* [Source]
▼▼▼

PURCHASER agrees to pay SELLER as follows:
4.a At Closing, PURCHASER shall issue Twenty Thousand (20,000) shares
(collectively, the "Shares") of its Common Stock, $0.01 par value per
share (the "Common Stock"), to SELLER, representing approximately
0.28% of the issued and outstanding capital stock of PURCHASER as
consideration hereunder. Subject to the rights of first refusal
granted to signatories of the Series B Preferred Stock Purchase
Agreement dated March 29, 1996, as amended, among PURCHASER and such
signatories, SELLER shall have preemptive rights (as governed by the
principles set forth in Section 607.0630(2). Florida Statutes) prior
to an initial public offering.
In connection with the issuance of the Shares of Common Stock, SELLER
represents, and warrants that (i) it is an "accredited investor"
(within the meaning of Regulation D of the Securities Act of 1933, as
amended (the "Act"); (ii) it is aware that such Common Stock will be
"restricted securities" subject to transfer restriction, and will not
be registered under the Securities Act of 1933, as amended; (iii) such
Common Stock is being acquired solely for SELLER'S own account for
investment and is not being purchased for resale, fractionalization or
distribution; and (iv) it has no contract, undertaking, agreement or
arrangement with any person to sell, transfer or pledge such Common
Stock, or any part thereof and it has no present plan to enter into
any such contract, undertaking, agreement or arrangement. SELLER
agrees not to dispose of the Shares of Common Stock or any interest
therein, unless and until such Common Stock has been validly
registered under the Act and all applicable state securities laws or
transfers are permitted under Rule 144 of the Securities Act of 1933,
as amended, or PURCHASER has been furnished an opinion of counsel
reasonably safisfactory to PURCHASER that the intended disposition
does not violate the Act or the rules and regulations of the
Securities and Exchange Commission thereunder, nor any applicable
state securities laws. PURCHASER shall provide SELLER with
registration rights to the extent set forth in the Registraton Rights
Agreement attached hereto as Exhibit A.

▲▲▲

* [Set exercise 1] Can you restate the stock clause from "PURCHASER agrees to" up to and including "initial public offering.", renaming "SELLER" to "VENDOR" throughout?
* [Set exercise 2] In the stock clause, SELLER says it has no present plan to enter into which kinds of commitments with any person to sell, transfer or pledge the Common Stock?

* [Data segment]

▼▼▼

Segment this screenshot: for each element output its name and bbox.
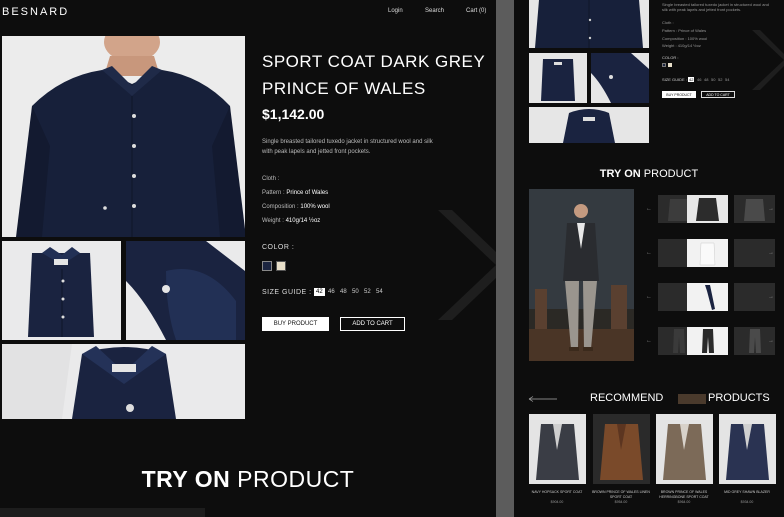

▲▲▲

* [Reply 1]
PURCHASER agrees to pay VENDOR as follows:
4.a At Closing, PURCHASER shall issue Twenty Thousand (20,000) shares
(collectively, the "Shares") of its Common Stock, $0.01 par value per
share (the "Common Stock"), to VENDOR, representing approximately
0.28% of the issued and outstanding capital stock of PURCHASER as
consideration hereunder. Subject to the rights of first refusal
granted to signatories of the Series B Preferred Stock Purchase
Agreement dated March 29, 1996, as amended, among PURCHASER and such
signatories, VENDOR shall have preemptive rights (as governed by the
principles set forth in Section 607.0630(2). Florida Statutes) prior
to an initial public offering.

* [Reply 2]
- contract
- undertaking
- agreement
- arrangement